• [Extrait du document]:

===============

L’élément le plus ancien de "la Mignardière" est la présence d’un souterrain localisé "dans le coteau", en sortant du village vers "Barrot"1.
Au XVIIIe siècle, elle était habitée par des familles Guérineau, Michaud et Remaud que l’on voit dans les années 1793-1795 apporter leur soutien matériel à l’administration locale de l’insurrection vendéenne à laquelle elles adhéraient. En témoigne une tradition orale rapportée un siècle après dans la Chronique paroissiale du Poiré :
"[...] enfin, mentionnons, pour mémoire, une vieille croix de bois, qui s'élevait autrefois à l'entrée de l'ancien chemin de Palluau. Une tradition rapporte que, pendant la Révolution, un nommé Michaud, de la Mignardière du Poiré, se trouvait au pied de cette croix, quand un jeune républicain, de la Chaize-le-Vicomte, vint à passer et l'insulta. Une rixe s'engagea entre eux qui se termina par la mort des deux combattants.
Les habitants du Poiré qui les trouvèrent morts, quelque temps après, enterrèrent côte à côte au pied de la croix, le vendéen et son insulteur.
Vers 1897 environ, en défonçant l'allée du jardin de la famille Caillé, appartenant aujourd'hui à M. Eugène Gendreau, contiguë à l'emplacement de la croix, on trouva effectivement les squelettes des deux hommes, l'un grand et l'autre de taille moyenne, et auprès d'eux, 7 sous à l'effigie de Louis XVI.
Cette découverte ne fit que confirmer la tradition que nous venons de rapporter."2
La généalogie des familles Michaud pourrait faire identifier ce "nommé Michaud, de la Mignardière" avec René Michaud né vers 1769, et dater l’événement dans la seconde moitié des années 1790, à une époque où la tenue des registres d’état civil dont le relevé des décès, était défaillante..

===============

• [Lignes répertoriées]:
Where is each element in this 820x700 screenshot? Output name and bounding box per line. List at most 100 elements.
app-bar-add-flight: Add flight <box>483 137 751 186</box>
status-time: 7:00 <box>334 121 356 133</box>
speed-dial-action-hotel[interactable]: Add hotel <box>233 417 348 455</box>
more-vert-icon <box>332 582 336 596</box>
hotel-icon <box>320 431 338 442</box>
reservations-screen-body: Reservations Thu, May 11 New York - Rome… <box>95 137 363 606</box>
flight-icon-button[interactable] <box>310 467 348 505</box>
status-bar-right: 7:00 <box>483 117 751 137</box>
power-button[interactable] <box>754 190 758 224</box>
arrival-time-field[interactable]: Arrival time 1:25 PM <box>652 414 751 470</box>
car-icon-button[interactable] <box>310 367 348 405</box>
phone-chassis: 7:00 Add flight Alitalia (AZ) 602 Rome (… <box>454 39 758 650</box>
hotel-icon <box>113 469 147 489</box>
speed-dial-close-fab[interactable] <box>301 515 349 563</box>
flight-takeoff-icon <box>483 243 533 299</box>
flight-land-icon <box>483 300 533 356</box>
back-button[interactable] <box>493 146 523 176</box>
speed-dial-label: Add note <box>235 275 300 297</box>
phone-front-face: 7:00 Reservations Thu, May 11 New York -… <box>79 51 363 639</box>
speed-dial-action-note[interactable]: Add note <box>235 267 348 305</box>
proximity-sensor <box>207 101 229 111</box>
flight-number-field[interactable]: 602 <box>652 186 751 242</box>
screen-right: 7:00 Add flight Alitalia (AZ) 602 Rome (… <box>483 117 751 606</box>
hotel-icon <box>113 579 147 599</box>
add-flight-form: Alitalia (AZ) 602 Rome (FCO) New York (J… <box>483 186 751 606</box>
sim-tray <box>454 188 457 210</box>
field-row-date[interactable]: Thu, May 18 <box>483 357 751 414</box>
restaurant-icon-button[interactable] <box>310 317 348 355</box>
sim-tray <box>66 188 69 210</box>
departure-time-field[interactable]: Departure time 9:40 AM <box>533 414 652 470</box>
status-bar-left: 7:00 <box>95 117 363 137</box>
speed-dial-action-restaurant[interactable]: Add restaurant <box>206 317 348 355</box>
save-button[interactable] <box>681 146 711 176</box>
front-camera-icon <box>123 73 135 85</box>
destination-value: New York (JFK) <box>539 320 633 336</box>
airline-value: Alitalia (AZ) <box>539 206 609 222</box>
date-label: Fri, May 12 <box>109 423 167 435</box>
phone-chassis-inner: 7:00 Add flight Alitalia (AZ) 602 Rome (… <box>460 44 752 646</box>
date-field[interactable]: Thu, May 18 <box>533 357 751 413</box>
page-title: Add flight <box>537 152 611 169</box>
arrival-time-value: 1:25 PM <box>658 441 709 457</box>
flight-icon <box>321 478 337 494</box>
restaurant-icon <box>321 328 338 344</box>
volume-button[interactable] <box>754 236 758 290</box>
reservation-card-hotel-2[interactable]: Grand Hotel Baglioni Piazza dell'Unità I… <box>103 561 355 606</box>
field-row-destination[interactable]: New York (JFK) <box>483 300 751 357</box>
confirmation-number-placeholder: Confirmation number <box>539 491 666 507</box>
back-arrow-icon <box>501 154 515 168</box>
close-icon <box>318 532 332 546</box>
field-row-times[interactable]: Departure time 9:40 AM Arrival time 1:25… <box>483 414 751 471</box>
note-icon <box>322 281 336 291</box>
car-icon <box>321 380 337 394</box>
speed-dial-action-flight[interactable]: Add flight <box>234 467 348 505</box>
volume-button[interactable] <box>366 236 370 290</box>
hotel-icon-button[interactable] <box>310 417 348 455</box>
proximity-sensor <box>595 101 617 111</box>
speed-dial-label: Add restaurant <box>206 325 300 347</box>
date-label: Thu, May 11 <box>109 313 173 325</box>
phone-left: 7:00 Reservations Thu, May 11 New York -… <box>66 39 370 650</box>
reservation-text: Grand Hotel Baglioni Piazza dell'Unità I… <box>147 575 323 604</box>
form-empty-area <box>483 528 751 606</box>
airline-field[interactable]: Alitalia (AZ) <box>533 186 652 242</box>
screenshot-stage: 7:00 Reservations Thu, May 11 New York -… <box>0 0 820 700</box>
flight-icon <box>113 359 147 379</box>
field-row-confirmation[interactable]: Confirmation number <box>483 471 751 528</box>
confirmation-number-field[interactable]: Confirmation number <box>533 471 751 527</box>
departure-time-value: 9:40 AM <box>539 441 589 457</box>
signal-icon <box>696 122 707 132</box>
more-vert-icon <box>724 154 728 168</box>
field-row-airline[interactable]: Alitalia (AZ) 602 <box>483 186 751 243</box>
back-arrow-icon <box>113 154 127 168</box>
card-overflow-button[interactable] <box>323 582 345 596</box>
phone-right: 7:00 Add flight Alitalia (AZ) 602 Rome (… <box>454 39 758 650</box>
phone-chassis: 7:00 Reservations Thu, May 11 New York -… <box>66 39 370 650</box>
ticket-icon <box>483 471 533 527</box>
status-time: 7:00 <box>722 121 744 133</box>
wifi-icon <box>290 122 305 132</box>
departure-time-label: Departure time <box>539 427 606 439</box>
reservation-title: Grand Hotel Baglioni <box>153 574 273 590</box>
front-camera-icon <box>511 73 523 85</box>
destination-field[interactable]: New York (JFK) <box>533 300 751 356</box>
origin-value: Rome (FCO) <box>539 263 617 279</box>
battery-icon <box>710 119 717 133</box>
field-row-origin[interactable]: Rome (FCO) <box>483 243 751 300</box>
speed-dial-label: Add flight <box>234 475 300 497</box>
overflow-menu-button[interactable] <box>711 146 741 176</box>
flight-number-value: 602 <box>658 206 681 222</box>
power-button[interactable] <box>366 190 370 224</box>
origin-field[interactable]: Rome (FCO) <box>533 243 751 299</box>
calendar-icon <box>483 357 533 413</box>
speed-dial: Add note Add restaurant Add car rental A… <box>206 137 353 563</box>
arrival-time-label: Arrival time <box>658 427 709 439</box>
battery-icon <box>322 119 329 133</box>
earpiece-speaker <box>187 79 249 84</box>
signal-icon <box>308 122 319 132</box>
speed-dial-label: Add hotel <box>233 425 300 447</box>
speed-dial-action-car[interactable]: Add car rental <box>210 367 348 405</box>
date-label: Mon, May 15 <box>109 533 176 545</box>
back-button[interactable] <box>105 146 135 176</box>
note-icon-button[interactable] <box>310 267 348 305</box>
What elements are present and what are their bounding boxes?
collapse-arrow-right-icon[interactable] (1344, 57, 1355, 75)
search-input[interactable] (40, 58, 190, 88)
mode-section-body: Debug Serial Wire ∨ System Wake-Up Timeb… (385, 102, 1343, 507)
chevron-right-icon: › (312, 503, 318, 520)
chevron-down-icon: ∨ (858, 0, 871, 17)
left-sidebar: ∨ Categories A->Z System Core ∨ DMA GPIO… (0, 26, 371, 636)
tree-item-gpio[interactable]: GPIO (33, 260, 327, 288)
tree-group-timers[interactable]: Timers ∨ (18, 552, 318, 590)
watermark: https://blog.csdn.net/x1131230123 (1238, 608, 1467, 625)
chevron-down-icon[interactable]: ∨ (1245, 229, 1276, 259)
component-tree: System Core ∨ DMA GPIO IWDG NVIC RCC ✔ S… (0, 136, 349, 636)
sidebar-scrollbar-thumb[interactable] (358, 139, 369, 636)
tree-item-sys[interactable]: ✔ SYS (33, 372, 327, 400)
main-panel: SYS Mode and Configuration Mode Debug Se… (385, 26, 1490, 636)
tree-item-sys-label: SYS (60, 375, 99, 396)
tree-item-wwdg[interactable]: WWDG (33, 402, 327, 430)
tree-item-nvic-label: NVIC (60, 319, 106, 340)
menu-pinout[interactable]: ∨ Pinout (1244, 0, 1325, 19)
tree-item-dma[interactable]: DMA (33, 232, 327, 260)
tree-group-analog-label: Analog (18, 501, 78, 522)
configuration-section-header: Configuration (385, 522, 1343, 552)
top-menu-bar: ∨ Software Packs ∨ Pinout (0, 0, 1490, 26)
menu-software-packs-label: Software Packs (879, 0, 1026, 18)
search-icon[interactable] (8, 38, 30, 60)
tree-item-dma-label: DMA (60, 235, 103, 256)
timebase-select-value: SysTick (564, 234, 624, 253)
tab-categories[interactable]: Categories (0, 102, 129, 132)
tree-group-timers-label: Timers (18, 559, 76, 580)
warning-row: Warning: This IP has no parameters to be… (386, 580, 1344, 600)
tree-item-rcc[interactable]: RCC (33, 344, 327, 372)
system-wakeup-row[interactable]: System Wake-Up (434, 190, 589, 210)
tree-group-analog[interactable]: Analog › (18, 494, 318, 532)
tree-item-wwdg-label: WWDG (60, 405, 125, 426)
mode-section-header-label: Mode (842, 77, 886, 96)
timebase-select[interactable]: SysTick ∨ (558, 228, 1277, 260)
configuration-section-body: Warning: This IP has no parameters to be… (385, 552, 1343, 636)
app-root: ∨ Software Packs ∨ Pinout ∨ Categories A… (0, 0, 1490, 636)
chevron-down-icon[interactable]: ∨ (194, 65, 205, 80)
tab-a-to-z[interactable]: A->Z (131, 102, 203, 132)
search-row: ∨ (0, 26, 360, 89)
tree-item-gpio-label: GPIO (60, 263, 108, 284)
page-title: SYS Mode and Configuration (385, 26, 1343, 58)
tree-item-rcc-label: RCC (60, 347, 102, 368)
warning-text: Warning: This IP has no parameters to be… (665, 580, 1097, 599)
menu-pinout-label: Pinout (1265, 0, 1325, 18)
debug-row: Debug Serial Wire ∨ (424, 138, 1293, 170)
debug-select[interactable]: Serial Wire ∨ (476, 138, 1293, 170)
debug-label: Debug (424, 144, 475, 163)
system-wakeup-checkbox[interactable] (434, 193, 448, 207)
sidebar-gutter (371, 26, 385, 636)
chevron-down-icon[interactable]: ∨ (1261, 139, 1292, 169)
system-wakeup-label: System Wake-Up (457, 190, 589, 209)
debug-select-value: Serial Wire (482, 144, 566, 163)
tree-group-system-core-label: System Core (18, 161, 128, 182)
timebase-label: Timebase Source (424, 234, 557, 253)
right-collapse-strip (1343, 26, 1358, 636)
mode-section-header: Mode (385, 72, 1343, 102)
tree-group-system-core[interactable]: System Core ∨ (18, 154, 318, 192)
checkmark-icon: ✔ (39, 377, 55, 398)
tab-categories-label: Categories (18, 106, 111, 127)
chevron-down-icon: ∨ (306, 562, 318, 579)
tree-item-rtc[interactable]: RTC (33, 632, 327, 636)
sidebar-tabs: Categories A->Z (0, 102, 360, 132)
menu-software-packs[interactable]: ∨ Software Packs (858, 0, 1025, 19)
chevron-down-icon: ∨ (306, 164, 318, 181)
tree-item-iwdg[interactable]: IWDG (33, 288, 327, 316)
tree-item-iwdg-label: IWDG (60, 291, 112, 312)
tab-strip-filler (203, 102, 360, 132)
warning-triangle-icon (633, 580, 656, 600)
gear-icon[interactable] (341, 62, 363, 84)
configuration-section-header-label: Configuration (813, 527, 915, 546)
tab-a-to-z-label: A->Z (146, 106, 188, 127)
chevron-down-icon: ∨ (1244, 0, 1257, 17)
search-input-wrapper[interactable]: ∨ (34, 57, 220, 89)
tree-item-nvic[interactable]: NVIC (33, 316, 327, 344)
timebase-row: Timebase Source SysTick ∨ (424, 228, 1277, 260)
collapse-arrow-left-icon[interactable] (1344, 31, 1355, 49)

===============

• [Consigne]: Dans l'extrait sur la Mignardière, recopiez le passage allant de « Vers 1897 environ, en » jusqu'à « de Louis XVI. » en substituant « ossements » à « squelettes ». Les lignes présentées n'ont aucun lien avec l'extrait.

• [Réponse]:
Vers 1897 environ, en défonçant l'allée du jardin de la famille Caillé, appartenant aujourd'hui à M. Eugène Gendreau, contiguë à l'emplacement de la croix, on trouva effectivement les ossements des deux hommes, l'un grand et l'autre de taille moyenne, et auprès d'eux, 7 sous à l'effigie de Louis XVI.